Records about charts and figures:
[start]
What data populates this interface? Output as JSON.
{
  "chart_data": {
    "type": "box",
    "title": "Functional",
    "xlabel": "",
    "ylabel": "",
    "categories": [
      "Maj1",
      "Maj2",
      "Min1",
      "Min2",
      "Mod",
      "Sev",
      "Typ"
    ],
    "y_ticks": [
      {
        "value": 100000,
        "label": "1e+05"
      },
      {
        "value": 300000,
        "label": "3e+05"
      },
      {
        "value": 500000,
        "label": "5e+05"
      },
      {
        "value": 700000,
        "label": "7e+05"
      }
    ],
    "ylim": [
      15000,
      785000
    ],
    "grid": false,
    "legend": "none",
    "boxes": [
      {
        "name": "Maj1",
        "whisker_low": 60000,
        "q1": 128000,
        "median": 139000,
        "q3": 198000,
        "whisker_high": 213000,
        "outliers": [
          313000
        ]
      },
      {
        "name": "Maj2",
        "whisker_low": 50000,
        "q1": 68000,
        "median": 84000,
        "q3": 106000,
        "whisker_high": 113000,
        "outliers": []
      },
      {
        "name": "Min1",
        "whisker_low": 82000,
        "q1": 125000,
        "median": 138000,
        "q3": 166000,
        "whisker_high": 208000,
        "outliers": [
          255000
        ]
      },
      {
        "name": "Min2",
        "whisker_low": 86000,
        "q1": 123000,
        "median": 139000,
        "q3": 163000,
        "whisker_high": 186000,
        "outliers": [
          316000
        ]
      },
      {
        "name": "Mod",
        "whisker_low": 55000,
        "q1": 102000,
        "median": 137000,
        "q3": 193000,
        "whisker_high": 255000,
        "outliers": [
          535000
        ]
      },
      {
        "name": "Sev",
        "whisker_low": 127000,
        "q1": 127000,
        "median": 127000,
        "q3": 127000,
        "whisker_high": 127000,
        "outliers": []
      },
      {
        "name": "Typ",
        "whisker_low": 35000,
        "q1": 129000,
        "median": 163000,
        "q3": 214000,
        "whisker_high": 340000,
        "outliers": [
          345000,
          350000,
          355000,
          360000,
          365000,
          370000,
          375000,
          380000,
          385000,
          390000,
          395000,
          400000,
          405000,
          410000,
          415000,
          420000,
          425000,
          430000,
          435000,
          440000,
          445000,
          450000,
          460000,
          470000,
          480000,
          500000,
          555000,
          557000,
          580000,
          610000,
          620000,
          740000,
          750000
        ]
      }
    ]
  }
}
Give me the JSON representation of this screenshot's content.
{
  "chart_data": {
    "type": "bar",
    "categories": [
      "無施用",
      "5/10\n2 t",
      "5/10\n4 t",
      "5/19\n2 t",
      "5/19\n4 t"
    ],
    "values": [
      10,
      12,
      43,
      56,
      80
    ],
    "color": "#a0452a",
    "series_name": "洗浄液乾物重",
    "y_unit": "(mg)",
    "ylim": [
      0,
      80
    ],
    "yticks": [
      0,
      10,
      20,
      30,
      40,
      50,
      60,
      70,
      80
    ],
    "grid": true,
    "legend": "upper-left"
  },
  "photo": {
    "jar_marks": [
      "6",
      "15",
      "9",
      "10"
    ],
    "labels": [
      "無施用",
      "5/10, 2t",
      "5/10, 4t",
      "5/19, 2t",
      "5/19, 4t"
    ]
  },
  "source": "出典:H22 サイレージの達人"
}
[end]
[start]
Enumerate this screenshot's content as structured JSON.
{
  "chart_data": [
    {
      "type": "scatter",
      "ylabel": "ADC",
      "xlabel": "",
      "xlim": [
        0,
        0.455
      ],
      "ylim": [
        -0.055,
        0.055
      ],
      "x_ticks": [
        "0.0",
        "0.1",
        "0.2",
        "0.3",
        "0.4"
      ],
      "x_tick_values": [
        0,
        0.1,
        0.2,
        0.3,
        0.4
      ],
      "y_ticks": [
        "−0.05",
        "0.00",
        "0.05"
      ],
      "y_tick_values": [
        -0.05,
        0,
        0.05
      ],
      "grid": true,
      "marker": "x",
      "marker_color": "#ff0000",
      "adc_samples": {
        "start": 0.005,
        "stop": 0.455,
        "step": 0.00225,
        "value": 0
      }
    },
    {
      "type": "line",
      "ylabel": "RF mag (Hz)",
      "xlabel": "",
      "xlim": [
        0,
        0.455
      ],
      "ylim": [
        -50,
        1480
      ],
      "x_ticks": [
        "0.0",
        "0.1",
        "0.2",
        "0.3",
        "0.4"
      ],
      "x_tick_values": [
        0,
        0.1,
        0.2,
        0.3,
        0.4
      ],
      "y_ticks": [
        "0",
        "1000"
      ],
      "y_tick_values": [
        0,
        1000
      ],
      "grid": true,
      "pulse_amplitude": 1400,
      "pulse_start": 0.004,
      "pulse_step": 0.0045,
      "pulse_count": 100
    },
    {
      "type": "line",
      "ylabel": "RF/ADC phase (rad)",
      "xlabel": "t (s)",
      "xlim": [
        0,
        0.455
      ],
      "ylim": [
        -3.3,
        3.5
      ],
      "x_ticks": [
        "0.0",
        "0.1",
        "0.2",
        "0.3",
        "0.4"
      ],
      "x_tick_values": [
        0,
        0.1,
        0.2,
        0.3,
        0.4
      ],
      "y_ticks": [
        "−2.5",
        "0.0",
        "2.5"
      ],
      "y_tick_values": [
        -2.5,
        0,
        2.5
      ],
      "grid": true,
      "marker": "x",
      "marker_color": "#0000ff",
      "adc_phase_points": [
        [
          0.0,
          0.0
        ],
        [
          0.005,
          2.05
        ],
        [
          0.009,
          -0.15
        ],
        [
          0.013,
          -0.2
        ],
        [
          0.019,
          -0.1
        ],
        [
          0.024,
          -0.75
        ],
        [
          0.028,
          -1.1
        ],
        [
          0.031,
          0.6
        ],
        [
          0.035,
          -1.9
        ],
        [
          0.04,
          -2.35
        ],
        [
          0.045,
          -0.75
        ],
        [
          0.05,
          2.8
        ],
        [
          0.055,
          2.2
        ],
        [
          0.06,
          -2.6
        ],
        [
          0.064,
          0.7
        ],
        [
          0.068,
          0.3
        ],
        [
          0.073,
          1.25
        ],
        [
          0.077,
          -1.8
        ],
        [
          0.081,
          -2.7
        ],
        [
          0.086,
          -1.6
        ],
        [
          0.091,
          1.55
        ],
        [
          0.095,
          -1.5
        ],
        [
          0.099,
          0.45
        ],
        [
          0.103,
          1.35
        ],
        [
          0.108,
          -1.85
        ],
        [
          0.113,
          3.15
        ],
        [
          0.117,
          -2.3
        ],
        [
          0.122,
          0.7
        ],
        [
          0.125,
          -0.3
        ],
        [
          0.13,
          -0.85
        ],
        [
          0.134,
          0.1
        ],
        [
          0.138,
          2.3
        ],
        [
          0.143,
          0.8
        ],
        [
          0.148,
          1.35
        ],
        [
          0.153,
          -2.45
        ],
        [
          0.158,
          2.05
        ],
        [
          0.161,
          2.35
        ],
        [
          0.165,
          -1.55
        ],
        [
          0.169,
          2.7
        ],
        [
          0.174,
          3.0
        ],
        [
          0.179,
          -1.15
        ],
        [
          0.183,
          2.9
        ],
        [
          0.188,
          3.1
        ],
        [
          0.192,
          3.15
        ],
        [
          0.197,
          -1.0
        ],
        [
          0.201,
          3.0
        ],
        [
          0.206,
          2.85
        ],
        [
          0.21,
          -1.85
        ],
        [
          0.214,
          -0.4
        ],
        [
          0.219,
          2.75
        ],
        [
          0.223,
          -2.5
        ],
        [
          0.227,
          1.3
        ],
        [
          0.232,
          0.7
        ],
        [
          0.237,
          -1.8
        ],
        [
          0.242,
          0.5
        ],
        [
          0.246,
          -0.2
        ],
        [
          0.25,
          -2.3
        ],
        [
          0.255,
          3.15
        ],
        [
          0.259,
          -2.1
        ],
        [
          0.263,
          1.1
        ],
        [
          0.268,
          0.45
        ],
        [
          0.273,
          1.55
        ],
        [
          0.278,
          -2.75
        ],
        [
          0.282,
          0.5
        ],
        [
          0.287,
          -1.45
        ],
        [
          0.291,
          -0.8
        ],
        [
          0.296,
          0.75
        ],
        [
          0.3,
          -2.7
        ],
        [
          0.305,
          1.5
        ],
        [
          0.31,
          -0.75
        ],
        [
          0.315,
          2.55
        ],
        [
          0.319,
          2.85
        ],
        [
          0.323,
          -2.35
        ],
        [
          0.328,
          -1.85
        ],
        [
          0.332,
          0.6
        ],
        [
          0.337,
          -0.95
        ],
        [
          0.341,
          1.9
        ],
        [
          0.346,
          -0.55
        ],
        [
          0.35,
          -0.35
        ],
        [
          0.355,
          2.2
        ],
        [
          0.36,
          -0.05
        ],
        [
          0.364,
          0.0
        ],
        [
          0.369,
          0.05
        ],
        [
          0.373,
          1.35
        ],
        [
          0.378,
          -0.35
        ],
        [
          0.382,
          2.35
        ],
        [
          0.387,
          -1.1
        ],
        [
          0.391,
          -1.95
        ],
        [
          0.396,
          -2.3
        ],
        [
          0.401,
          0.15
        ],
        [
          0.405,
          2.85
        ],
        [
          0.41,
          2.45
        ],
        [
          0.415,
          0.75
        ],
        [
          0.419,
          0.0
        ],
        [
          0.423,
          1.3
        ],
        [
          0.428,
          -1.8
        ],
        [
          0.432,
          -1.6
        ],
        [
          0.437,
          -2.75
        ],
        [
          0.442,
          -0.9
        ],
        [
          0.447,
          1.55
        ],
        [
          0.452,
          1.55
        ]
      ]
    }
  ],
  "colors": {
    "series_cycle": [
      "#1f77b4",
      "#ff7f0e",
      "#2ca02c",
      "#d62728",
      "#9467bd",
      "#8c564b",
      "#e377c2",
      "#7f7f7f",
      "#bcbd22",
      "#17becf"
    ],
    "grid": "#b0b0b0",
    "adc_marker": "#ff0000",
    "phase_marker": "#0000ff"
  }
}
[end]
= Problem details =
Using the listing above, pick out each line that contains the word "JSON", then copy it.

= Answer to the problem =
What data populates this interface? Output as JSON.
Give me the JSON representation of this screenshot's content.
Enumerate this screenshot's content as structured JSON.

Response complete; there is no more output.